----- Items -----

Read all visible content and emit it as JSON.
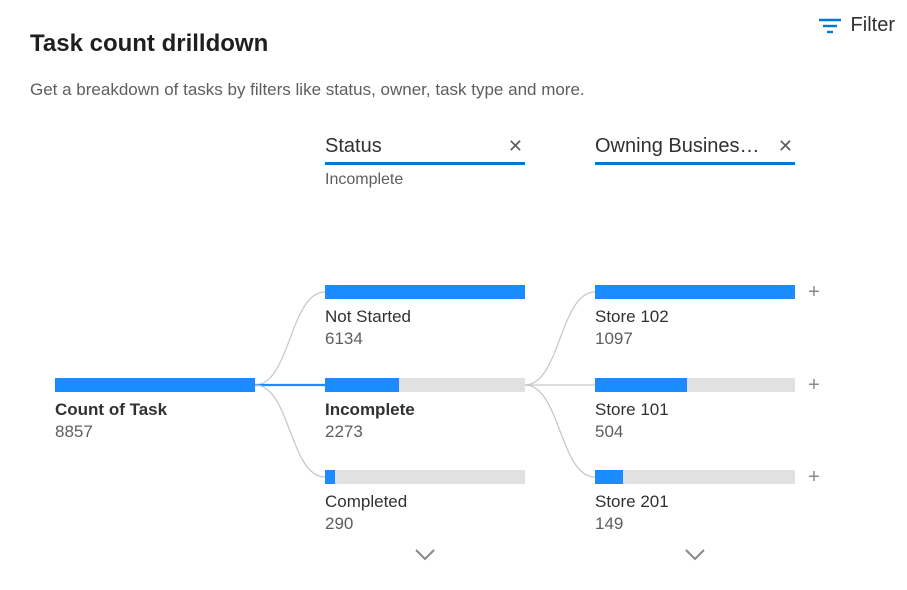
{
  "header": {
    "title": "Task count drilldown",
    "subtitle": "Get a breakdown of tasks by filters like status, owner, task type and more.",
    "filter_label": "Filter"
  },
  "columns": {
    "root": {
      "label": "Count of Task",
      "value": "8857"
    },
    "status": {
      "header": "Status",
      "selected": "Incomplete",
      "items": [
        {
          "label": "Not Started",
          "value": "6134"
        },
        {
          "label": "Incomplete",
          "value": "2273"
        },
        {
          "label": "Completed",
          "value": "290"
        }
      ]
    },
    "business": {
      "header": "Owning Business...",
      "items": [
        {
          "label": "Store 102",
          "value": "1097"
        },
        {
          "label": "Store 101",
          "value": "504"
        },
        {
          "label": "Store 201",
          "value": "149"
        }
      ]
    }
  },
  "chart_data": {
    "type": "bar",
    "title": "Task count drilldown",
    "root": {
      "label": "Count of Task",
      "value": 8857
    },
    "levels": [
      {
        "name": "Status",
        "selected": "Incomplete",
        "items": [
          {
            "label": "Not Started",
            "value": 6134
          },
          {
            "label": "Incomplete",
            "value": 2273
          },
          {
            "label": "Completed",
            "value": 290
          }
        ]
      },
      {
        "name": "Owning Business Unit",
        "items": [
          {
            "label": "Store 102",
            "value": 1097
          },
          {
            "label": "Store 101",
            "value": 504
          },
          {
            "label": "Store 201",
            "value": 149
          }
        ]
      }
    ]
  },
  "colors": {
    "accent": "#1a8cff",
    "bar_bg": "#e1e1e1",
    "muted": "#605e5c"
  }
}
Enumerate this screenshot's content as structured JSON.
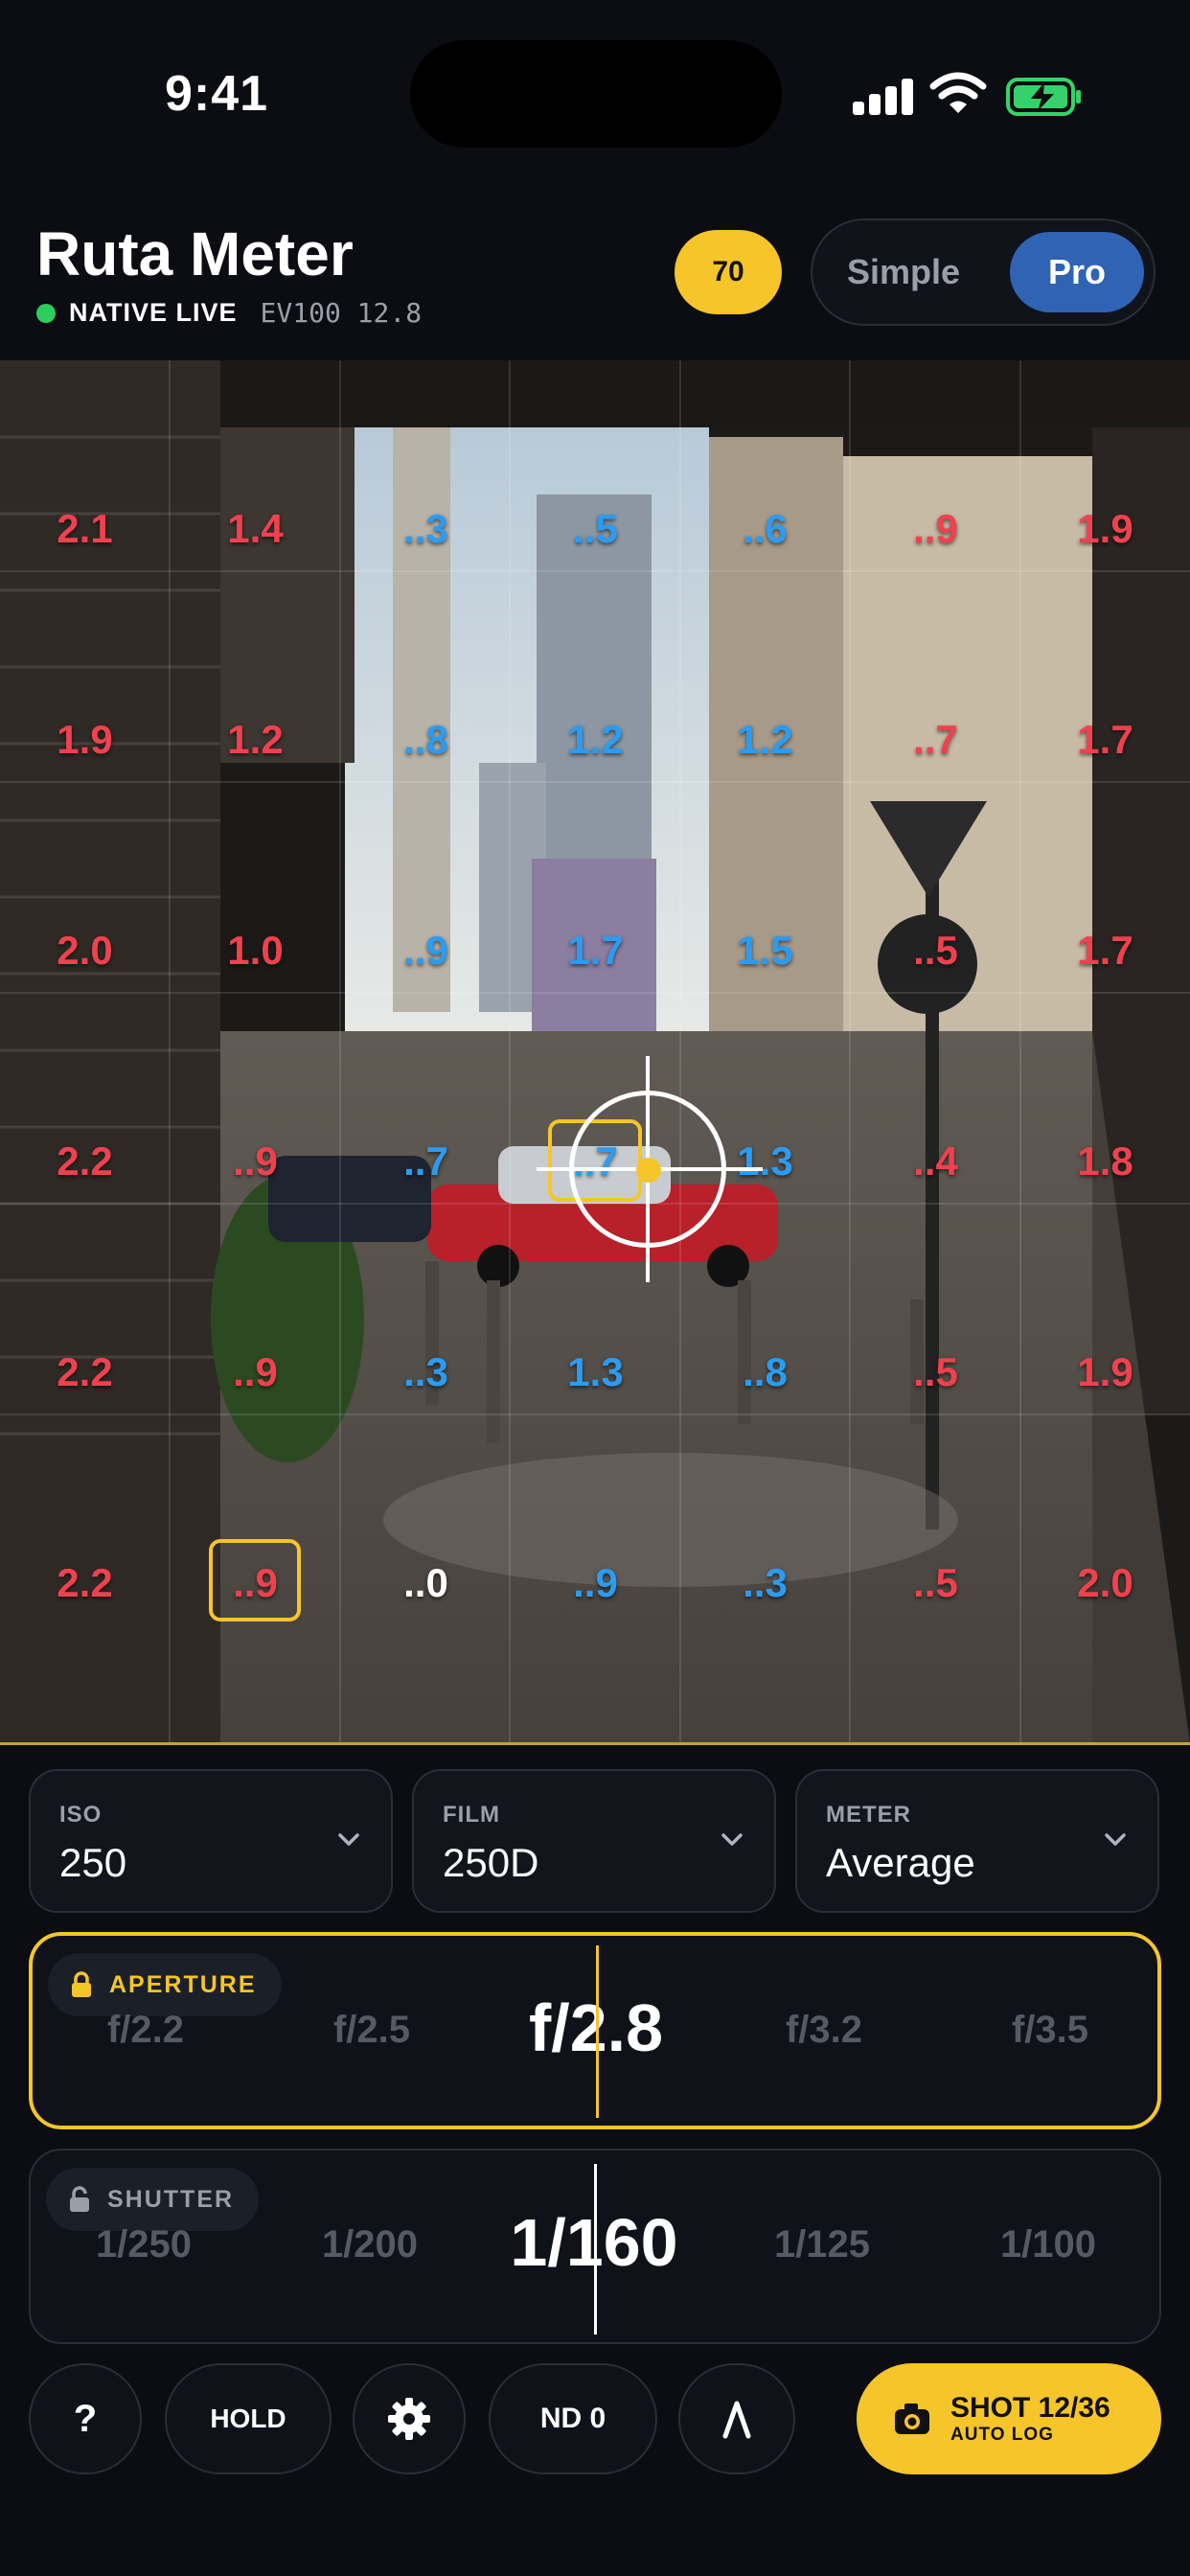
{
  "status_bar": {
    "time": "9:41"
  },
  "header": {
    "title": "Ruta Meter",
    "live_label": "NATIVE LIVE",
    "ev_label": "EV100 12.8",
    "badge": "70",
    "mode_simple": "Simple",
    "mode_pro": "Pro",
    "mode_selected": "Pro"
  },
  "meter_grid": {
    "rows": [
      [
        "2.1",
        "1.4",
        "..3",
        "..5",
        "..6",
        "..9",
        "1.9"
      ],
      [
        "1.9",
        "1.2",
        "..8",
        "1.2",
        "1.2",
        "..7",
        "1.7"
      ],
      [
        "2.0",
        "1.0",
        "..9",
        "1.7",
        "1.5",
        "..5",
        "1.7"
      ],
      [
        "2.2",
        "..9",
        "..7",
        "..7",
        "1.3",
        "..4",
        "1.8"
      ],
      [
        "2.2",
        "..9",
        "..3",
        "1.3",
        "..8",
        "..5",
        "1.9"
      ],
      [
        "2.2",
        "..9",
        "..0",
        "..9",
        "..3",
        "..5",
        "2.0"
      ]
    ],
    "colors": [
      [
        "red",
        "red",
        "blue",
        "blue",
        "blue",
        "red",
        "red"
      ],
      [
        "red",
        "red",
        "blue",
        "blue",
        "blue",
        "red",
        "red"
      ],
      [
        "red",
        "red",
        "blue",
        "blue",
        "blue",
        "red",
        "red"
      ],
      [
        "red",
        "red",
        "blue",
        "blue",
        "blue",
        "red",
        "red"
      ],
      [
        "red",
        "red",
        "blue",
        "blue",
        "blue",
        "red",
        "red"
      ],
      [
        "red",
        "red",
        "white",
        "blue",
        "blue",
        "red",
        "red"
      ]
    ],
    "palette": {
      "red": "#f0414f",
      "blue": "#2b9cf2",
      "white": "#ffffff",
      "accent": "#f5c52a"
    }
  },
  "controls": {
    "iso": {
      "label": "ISO",
      "value": "250"
    },
    "film": {
      "label": "FILM",
      "value": "250D"
    },
    "meter": {
      "label": "METER",
      "value": "Average"
    }
  },
  "aperture": {
    "label": "APERTURE",
    "locked": true,
    "options": [
      "f/2.2",
      "f/2.5",
      "f/2.8",
      "f/3.2",
      "f/3.5"
    ],
    "selected": "f/2.8"
  },
  "shutter": {
    "label": "SHUTTER",
    "locked": false,
    "options": [
      "1/250",
      "1/200",
      "1/160",
      "1/125",
      "1/100"
    ],
    "selected": "1/160"
  },
  "bottom_bar": {
    "help": "?",
    "hold": "HOLD",
    "settings_icon": "gear-icon",
    "nd": "ND 0",
    "shot_title": "SHOT 12/36",
    "shot_sub": "AUTO LOG"
  }
}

-----

_Problem description_:
All records must be output exactly as they are, except for the pictures, which are left out.

_Final result_:
Read all visible content and emit it as JSON.
{
  "header": {
    "title": "Task count drilldown",
    "subtitle": "Get a breakdown of tasks by filters like status, owner, task type and more.",
    "filter_label": "Filter"
  },
  "columns": {
    "root": {
      "label": "Count of Task",
      "value": "8857"
    },
    "status": {
      "header": "Status",
      "selected": "Incomplete",
      "items": [
        {
          "label": "Not Started",
          "value": "6134"
        },
        {
          "label": "Incomplete",
          "value": "2273"
        },
        {
          "label": "Completed",
          "value": "290"
        }
      ]
    },
    "business": {
      "header": "Owning Business...",
      "items": [
        {
          "label": "Store 102",
          "value": "1097"
        },
        {
          "label": "Store 101",
          "value": "504"
        },
        {
          "label": "Store 201",
          "value": "149"
        }
      ]
    }
  },
  "chart_data": {
    "type": "bar",
    "title": "Task count drilldown",
    "root": {
      "label": "Count of Task",
      "value": 8857
    },
    "levels": [
      {
        "name": "Status",
        "selected": "Incomplete",
        "items": [
          {
            "label": "Not Started",
            "value": 6134
          },
          {
            "label": "Incomplete",
            "value": 2273
          },
          {
            "label": "Completed",
            "value": 290
          }
        ]
      },
      {
        "name": "Owning Business Unit",
        "items": [
          {
            "label": "Store 102",
            "value": 1097
          },
          {
            "label": "Store 101",
            "value": 504
          },
          {
            "label": "Store 201",
            "value": 149
          }
        ]
      }
    ]
  },
  "colors": {
    "accent": "#1a8cff",
    "bar_bg": "#e1e1e1",
    "muted": "#605e5c"
  }
}
Enumerate this screenshot's content as structured JSON.
{
  "status_bar": {
    "time": "9:41"
  },
  "header": {
    "title": "Ruta Meter",
    "live_label": "NATIVE LIVE",
    "ev_label": "EV100 12.8",
    "badge": "70",
    "mode_simple": "Simple",
    "mode_pro": "Pro",
    "mode_selected": "Pro"
  },
  "meter_grid": {
    "rows": [
      [
        "2.1",
        "1.4",
        "..3",
        "..5",
        "..6",
        "..9",
        "1.9"
      ],
      [
        "1.9",
        "1.2",
        "..8",
        "1.2",
        "1.2",
        "..7",
        "1.7"
      ],
      [
        "2.0",
        "1.0",
        "..9",
        "1.7",
        "1.5",
        "..5",
        "1.7"
      ],
      [
        "2.2",
        "..9",
        "..7",
        "..7",
        "1.3",
        "..4",
        "1.8"
      ],
      [
        "2.2",
        "..9",
        "..3",
        "1.3",
        "..8",
        "..5",
        "1.9"
      ],
      [
        "2.2",
        "..9",
        "..0",
        "..9",
        "..3",
        "..5",
        "2.0"
      ]
    ],
    "colors": [
      [
        "red",
        "red",
        "blue",
        "blue",
        "blue",
        "red",
        "red"
      ],
      [
        "red",
        "red",
        "blue",
        "blue",
        "blue",
        "red",
        "red"
      ],
      [
        "red",
        "red",
        "blue",
        "blue",
        "blue",
        "red",
        "red"
      ],
      [
        "red",
        "red",
        "blue",
        "blue",
        "blue",
        "red",
        "red"
      ],
      [
        "red",
        "red",
        "blue",
        "blue",
        "blue",
        "red",
        "red"
      ],
      [
        "red",
        "red",
        "white",
        "blue",
        "blue",
        "red",
        "red"
      ]
    ],
    "palette": {
      "red": "#f0414f",
      "blue": "#2b9cf2",
      "white": "#ffffff",
      "accent": "#f5c52a"
    }
  },
  "controls": {
    "iso": {
      "label": "ISO",
      "value": "250"
    },
    "film": {
      "label": "FILM",
      "value": "250D"
    },
    "meter": {
      "label": "METER",
      "value": "Average"
    }
  },
  "aperture": {
    "label": "APERTURE",
    "locked": true,
    "options": [
      "f/2.2",
      "f/2.5",
      "f/2.8",
      "f/3.2",
      "f/3.5"
    ],
    "selected": "f/2.8"
  },
  "shutter": {
    "label": "SHUTTER",
    "locked": false,
    "options": [
      "1/250",
      "1/200",
      "1/160",
      "1/125",
      "1/100"
    ],
    "selected": "1/160"
  },
  "bottom_bar": {
    "help": "?",
    "hold": "HOLD",
    "settings_icon": "gear-icon",
    "nd": "ND 0",
    "shot_title": "SHOT 12/36",
    "shot_sub": "AUTO LOG"
  }
}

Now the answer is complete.